▸ **THE EXERCISE**
Rewrite the entries as a numbered list, from the start of the entries through the line containing "data-point-marker <box>761 717 776 732</box>", both ends included, with blank lines omitted.

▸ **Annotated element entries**
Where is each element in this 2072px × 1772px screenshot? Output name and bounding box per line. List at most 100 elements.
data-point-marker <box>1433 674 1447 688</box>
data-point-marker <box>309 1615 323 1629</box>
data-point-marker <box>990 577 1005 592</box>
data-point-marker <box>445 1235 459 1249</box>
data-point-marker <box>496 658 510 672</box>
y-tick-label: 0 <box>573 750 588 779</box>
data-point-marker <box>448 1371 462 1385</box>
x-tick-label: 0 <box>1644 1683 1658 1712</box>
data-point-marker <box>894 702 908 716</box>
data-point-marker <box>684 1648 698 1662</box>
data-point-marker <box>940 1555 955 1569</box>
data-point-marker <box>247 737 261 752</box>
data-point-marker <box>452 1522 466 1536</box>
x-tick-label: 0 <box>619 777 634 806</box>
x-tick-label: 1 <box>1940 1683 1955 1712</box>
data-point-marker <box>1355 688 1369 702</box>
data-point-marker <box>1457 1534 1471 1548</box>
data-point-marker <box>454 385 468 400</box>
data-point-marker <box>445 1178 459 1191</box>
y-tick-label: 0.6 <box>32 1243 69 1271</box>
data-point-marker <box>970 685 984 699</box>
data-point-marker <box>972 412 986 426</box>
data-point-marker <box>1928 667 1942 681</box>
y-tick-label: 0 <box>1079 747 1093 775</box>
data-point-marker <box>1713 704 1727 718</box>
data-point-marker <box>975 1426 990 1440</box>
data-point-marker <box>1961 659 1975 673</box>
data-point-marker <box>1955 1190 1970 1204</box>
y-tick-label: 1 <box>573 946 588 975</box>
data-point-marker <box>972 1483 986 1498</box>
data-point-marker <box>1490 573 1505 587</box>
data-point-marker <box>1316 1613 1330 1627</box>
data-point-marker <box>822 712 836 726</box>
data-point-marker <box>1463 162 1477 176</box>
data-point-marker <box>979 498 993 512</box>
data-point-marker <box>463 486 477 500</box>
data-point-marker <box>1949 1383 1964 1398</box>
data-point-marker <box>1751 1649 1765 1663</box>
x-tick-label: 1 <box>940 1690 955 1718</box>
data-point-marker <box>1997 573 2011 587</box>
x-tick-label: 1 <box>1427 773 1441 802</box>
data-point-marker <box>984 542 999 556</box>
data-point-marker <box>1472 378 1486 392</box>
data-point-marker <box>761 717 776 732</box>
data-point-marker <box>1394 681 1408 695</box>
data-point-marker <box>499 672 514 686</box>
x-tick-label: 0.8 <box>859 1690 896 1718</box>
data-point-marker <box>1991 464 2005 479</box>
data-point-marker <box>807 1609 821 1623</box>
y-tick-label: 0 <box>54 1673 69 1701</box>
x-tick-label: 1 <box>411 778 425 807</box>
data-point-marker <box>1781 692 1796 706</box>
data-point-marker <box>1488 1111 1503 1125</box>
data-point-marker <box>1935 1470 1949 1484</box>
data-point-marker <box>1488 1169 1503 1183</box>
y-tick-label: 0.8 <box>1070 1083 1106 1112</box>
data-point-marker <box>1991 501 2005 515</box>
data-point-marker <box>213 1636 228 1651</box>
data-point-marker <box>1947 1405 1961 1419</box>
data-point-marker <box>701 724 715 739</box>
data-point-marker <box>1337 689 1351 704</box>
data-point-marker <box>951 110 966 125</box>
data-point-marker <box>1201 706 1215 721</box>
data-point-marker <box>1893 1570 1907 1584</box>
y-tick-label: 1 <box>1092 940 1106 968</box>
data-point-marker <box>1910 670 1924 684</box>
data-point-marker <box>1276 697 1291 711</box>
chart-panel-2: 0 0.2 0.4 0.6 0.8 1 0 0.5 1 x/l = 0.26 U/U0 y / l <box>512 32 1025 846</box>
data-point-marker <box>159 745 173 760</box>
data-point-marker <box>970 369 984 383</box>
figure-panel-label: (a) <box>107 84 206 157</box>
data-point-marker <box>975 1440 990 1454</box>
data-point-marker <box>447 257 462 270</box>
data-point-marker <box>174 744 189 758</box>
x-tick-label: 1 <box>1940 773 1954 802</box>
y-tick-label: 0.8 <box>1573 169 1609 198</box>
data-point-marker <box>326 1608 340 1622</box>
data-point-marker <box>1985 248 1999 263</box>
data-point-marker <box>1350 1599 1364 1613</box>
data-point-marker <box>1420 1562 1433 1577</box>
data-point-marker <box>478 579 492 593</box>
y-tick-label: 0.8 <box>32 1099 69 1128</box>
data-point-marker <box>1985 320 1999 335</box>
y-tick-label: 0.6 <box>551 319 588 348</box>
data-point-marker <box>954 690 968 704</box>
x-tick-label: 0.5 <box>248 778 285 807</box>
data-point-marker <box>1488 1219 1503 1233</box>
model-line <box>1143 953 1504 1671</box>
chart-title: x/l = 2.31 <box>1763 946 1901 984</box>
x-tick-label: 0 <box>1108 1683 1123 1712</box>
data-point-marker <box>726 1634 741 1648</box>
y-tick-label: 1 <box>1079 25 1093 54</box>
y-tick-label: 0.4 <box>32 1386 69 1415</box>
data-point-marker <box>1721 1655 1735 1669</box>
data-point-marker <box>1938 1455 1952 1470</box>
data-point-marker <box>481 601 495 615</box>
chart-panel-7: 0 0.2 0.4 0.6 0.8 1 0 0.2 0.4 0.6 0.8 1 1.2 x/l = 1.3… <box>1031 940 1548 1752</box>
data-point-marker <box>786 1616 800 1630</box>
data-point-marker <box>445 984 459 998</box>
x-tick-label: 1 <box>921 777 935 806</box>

▸ **RESULT**
1. Where is each element in this 2072px × 1772px screenshot? Output name and bounding box per line. List at most 100 elements.
2. data-point-marker <box>1433 674 1447 688</box>
3. data-point-marker <box>309 1615 323 1629</box>
4. data-point-marker <box>990 577 1005 592</box>
5. data-point-marker <box>445 1235 459 1249</box>
6. data-point-marker <box>496 658 510 672</box>
7. y-tick-label: 0 <box>573 750 588 779</box>
8. data-point-marker <box>448 1371 462 1385</box>
9. x-tick-label: 0 <box>1644 1683 1658 1712</box>
10. data-point-marker <box>894 702 908 716</box>
11. data-point-marker <box>684 1648 698 1662</box>
12. data-point-marker <box>940 1555 955 1569</box>
13. data-point-marker <box>247 737 261 752</box>
14. data-point-marker <box>452 1522 466 1536</box>
15. x-tick-label: 0 <box>619 777 634 806</box>
16. x-tick-label: 1 <box>1940 1683 1955 1712</box>
17. data-point-marker <box>1355 688 1369 702</box>
18. data-point-marker <box>1457 1534 1471 1548</box>
19. data-point-marker <box>454 385 468 400</box>
20. data-point-marker <box>445 1178 459 1191</box>
21. y-tick-label: 0.6 <box>32 1243 69 1271</box>
22. data-point-marker <box>970 685 984 699</box>
23. data-point-marker <box>972 412 986 426</box>
24. data-point-marker <box>1928 667 1942 681</box>
25. y-tick-label: 0 <box>1079 747 1093 775</box>
26. data-point-marker <box>1713 704 1727 718</box>
27. data-point-marker <box>975 1426 990 1440</box>
28. data-point-marker <box>1961 659 1975 673</box>
29. data-point-marker <box>1955 1190 1970 1204</box>
30. y-tick-label: 1 <box>573 946 588 975</box>
31. data-point-marker <box>972 1483 986 1498</box>
32. data-point-marker <box>1490 573 1505 587</box>
33. data-point-marker <box>1316 1613 1330 1627</box>
34. data-point-marker <box>822 712 836 726</box>
35. data-point-marker <box>1463 162 1477 176</box>
36. data-point-marker <box>979 498 993 512</box>
37. data-point-marker <box>463 486 477 500</box>
38. data-point-marker <box>1949 1383 1964 1398</box>
39. data-point-marker <box>1751 1649 1765 1663</box>
40. x-tick-label: 1 <box>940 1690 955 1718</box>
41. data-point-marker <box>1997 573 2011 587</box>
42. x-tick-label: 1 <box>1427 773 1441 802</box>
43. data-point-marker <box>984 542 999 556</box>
44. data-point-marker <box>1472 378 1486 392</box>
45. data-point-marker <box>761 717 776 732</box>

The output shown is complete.